== DATA SUPPLIED

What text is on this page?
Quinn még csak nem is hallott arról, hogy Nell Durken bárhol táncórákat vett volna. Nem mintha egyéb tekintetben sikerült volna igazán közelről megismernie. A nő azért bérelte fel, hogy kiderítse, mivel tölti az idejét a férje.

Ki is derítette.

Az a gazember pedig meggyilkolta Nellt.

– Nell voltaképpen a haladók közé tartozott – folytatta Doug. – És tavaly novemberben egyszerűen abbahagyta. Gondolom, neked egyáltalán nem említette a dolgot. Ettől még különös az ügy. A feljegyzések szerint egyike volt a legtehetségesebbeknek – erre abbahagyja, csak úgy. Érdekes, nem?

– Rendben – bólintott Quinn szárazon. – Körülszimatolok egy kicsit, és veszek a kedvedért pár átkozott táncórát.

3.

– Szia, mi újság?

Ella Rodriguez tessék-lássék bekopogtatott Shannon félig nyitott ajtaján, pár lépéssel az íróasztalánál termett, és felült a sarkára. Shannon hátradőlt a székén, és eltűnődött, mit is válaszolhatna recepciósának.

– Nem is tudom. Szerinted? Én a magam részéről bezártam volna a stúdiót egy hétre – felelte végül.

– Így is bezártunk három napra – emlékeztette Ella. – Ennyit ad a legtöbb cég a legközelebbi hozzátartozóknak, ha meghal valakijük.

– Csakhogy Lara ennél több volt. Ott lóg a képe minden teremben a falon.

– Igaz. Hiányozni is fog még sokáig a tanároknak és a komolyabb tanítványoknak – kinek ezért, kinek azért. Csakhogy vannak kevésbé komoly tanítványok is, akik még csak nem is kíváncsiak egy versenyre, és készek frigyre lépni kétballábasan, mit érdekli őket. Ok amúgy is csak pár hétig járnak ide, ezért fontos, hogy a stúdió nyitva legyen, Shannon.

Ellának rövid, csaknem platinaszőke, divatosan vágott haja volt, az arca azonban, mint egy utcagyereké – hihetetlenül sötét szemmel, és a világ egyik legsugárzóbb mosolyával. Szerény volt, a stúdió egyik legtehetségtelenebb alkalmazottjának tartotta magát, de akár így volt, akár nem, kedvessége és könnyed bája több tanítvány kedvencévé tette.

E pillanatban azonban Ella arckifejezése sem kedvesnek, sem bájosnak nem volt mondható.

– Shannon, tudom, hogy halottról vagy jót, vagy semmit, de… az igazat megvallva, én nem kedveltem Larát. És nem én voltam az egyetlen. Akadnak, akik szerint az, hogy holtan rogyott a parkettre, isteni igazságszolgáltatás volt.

====

#### [INSTRUCTION]
Write the data from above out again, exactly.

#### [REPLY]
What text is on this page?
Quinn még csak nem is hallott arról, hogy Nell Durken bárhol táncórákat vett volna. Nem mintha egyéb tekintetben sikerült volna igazán közelről megismernie. A nő azért bérelte fel, hogy kiderítse, mivel tölti az idejét a férje.

Ki is derítette.

Az a gazember pedig meggyilkolta Nellt.

– Nell voltaképpen a haladók közé tartozott – folytatta Doug. – És tavaly novemberben egyszerűen abbahagyta. Gondolom, neked egyáltalán nem említette a dolgot. Ettől még különös az ügy. A feljegyzések szerint egyike volt a legtehetségesebbeknek – erre abbahagyja, csak úgy. Érdekes, nem?

– Rendben – bólintott Quinn szárazon. – Körülszimatolok egy kicsit, és veszek a kedvedért pár átkozott táncórát.

3.

– Szia, mi újság?

Ella Rodriguez tessék-lássék bekopogtatott Shannon félig nyitott ajtaján, pár lépéssel az íróasztalánál termett, és felült a sarkára. Shannon hátradőlt a székén, és eltűnődött, mit is válaszolhatna recepciósának.

– Nem is tudom. Szerinted? Én a magam részéről bezártam volna a stúdiót egy hétre – felelte végül.

– Így is bezártunk három napra – emlékeztette Ella. – Ennyit ad a legtöbb cég a legközelebbi hozzátartozóknak, ha meghal valakijük.

– Csakhogy Lara ennél több volt. Ott lóg a képe minden teremben a falon.

– Igaz. Hiányozni is fog még sokáig a tanároknak és a komolyabb tanítványoknak – kinek ezért, kinek azért. Csakhogy vannak kevésbé komoly tanítványok is, akik még csak nem is kíváncsiak egy versenyre, és készek frigyre lépni kétballábasan, mit érdekli őket. Ok amúgy is csak pár hétig járnak ide, ezért fontos, hogy a stúdió nyitva legyen, Shannon.

Ellának rövid, csaknem platinaszőke, divatosan vágott haja volt, az arca azonban, mint egy utcagyereké – hihetetlenül sötét szemmel, és a világ egyik legsugárzóbb mosolyával. Szerény volt, a stúdió egyik legtehetségtelenebb alkalmazottjának tartotta magát, de akár így volt, akár nem, kedvessége és könnyed bája több tanítvány kedvencévé tette.

E pillanatban azonban Ella arckifejezése sem kedvesnek, sem bájosnak nem volt mondható.

– Shannon, tudom, hogy halottról vagy jót, vagy semmit, de… az igazat megvallva, én nem kedveltem Larát. És nem én voltam az egyetlen. Akadnak, akik szerint az, hogy holtan rogyott a parkettre, isteni igazságszolgáltatás volt.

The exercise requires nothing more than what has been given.